» **LISTED RECORDS**
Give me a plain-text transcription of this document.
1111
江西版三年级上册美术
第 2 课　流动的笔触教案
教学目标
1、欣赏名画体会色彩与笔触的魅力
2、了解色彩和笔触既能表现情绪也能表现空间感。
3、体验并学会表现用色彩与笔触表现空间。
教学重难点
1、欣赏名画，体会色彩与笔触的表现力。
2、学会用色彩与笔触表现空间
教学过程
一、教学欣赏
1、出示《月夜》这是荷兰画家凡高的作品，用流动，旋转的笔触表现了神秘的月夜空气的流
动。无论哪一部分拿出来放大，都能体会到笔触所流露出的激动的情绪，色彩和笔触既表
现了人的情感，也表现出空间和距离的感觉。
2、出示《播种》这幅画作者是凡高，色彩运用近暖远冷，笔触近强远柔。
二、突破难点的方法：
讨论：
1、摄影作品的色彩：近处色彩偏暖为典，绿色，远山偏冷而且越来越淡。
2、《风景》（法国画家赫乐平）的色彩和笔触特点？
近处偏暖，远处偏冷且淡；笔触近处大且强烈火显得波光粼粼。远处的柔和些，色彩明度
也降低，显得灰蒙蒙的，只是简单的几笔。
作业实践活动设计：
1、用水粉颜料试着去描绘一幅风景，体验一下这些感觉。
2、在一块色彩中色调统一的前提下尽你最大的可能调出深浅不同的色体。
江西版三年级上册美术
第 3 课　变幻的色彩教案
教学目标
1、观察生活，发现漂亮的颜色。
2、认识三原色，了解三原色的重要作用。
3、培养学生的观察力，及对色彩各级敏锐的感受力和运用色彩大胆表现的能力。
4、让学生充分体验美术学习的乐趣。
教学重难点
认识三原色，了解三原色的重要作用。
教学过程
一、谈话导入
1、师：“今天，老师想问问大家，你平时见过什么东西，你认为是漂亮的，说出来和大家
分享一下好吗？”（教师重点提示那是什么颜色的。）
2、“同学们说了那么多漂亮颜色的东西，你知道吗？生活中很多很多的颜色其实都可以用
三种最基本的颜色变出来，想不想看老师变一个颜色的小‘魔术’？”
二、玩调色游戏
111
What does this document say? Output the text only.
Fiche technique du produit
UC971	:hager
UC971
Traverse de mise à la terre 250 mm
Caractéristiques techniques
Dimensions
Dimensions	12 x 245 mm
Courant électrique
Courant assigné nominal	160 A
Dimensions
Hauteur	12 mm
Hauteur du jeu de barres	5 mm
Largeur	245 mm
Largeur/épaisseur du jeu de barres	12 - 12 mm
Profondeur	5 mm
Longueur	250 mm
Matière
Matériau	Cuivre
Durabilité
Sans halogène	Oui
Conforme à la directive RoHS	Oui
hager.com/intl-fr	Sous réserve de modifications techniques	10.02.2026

» **WRITTEN TASK**
Scan the records for the string "了解三原色的重要作用". Copy each line in which it appears.

» **ANSWER TO THIS TASK**
2、认识三原色，了解三原色的重要作用。
认识三原色，了解三原色的重要作用。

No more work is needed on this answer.